**Page:**
************

# Hacking DirectTV Tivo System



## mizuhri (Jun 20, 2006)

Want to hack my DirectTV Tivo so I can get shows from it to my PC. I am afraid I will mess something up if I take it apart or do other things. Is hacking it my only possible way to transfer files from Tivo to PC?


----------



## JWThiers (Apr 13, 2005)

mizuhri said:


> Want to hack my DirectTV Tivo so I can get shows from it to my PC. I am afraid I will mess something up if I take it apart or do other things. Is hacking it my only possible way to transfer files from Tivo to PC?


If you have a video capture card in your pc you could use the input as a vcr and use a composite or s-vid out from D*. If you want to use a network you need to hack.


----------



## mizuhri (Jun 20, 2006)

JWThiers said:


> If you have a video capture card in your pc you could use the input as a vcr and use a composite or s-vid out from D*. If you want to use a network you need to hack.


Do you think they will ever make TivoToGO for DirectTV Tivo's?


----------



## Martin Tupper (Dec 18, 2003)

No.


----------



## mizuhri (Jun 20, 2006)

Martin Tupper said:


> No.


Why? Any certain reason?


----------



## mr.unnatural (Feb 2, 2006)

Copyright issues mostly. OTOH, the picture quality of TTG extracted videos is inferior to the ones you extract directly from a hacked unit.


----------



## cheer (Nov 13, 2005)

************

**Supplied data:**
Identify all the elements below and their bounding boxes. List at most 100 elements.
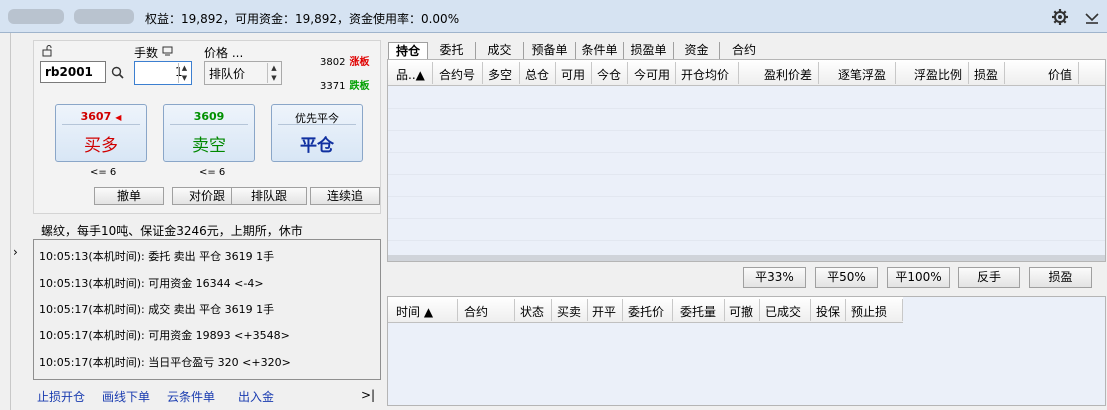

************

**Actions to take:**
1: Retype the part of the TiVo hacking thread starting at "Why? Any certain" and ending at "a hacked unit.".
2: Extend the TiVo hacking thread from the point where it stops.
The material after the TiVo hacking thread comes from a separate source.

**Answers by task:**
1:
Why? Any certain reason?


----------



## mr.unnatural (Feb 2, 2006)

Copyright issues mostly. OTOH, the picture quality of TTG extracted videos is inferior to the ones you extract directly from a hacked unit.

2:
Especially as DirecTV is moving away from Tivo, I wouldn't expect much in the way of new features. They have said they plan on some kind of downloadable video feature for their newer non-Tivo DVRs but no timeframes.

Any other method of getting videos off cannot be discussed on this forum.


----------



## mizuhri (Jun 20, 2006)

I am just scared that I will mess something up when I go to hack it. My Tivo is my life.


----------



## Nandy (May 13, 2006)

Buy one of the kits from PTV upgrade and get a computer inclined person to make the hardware swap. The way I see it a tivo is not more than a modified linux box with a video card. Otherwise, video capture is the only way.


----------



## mizuhri (Jun 20, 2006)

Nandy said:


> Buy one of the kits from PTV upgrade and get a computer inclined person to make the hardware swap. The way I see it a tivo is not more than a modified linux box with a video card. Otherwise, video capture is the only way.


I have a tuner card in my computer.


----------



## Scott D (Jun 17, 2001)

> I have a tuner card in my computer.


But I bet it isn't a satellite tuner.


----------



## Budget_HT (Jan 2, 2001)

Some tuner cards also have line inputs which could be used to receive the analog video and audio from the DirecTiVo.


----------



## cheer (Nov 13, 2005)

Even if it doesn't, you can go from the RF output (assuming it's not an HR10-250) to the tuner card's input, then set the tuner software to channel 3.

OK, it won't look great. But it will work.


----------



## mizuhri (Jun 20, 2006)

What tuner card would I need for my DirectTV Tivo?


----------



## cheer (Nov 13, 2005)

Best you can do is get a tuner card that accepts S-Video in and capture it that way. There are no tuner cards that will do a digital capture from a Tivo.

If you have the HD Tivo you might be able to get a tuner card that accepts component HD video, but I have no idea if that will really work or how effective it is.


----------



## mizuhri (Jun 20, 2006)

So all I need is a tuner card that has S-Video? thats it?


----------



## cheer (Nov 13, 2005)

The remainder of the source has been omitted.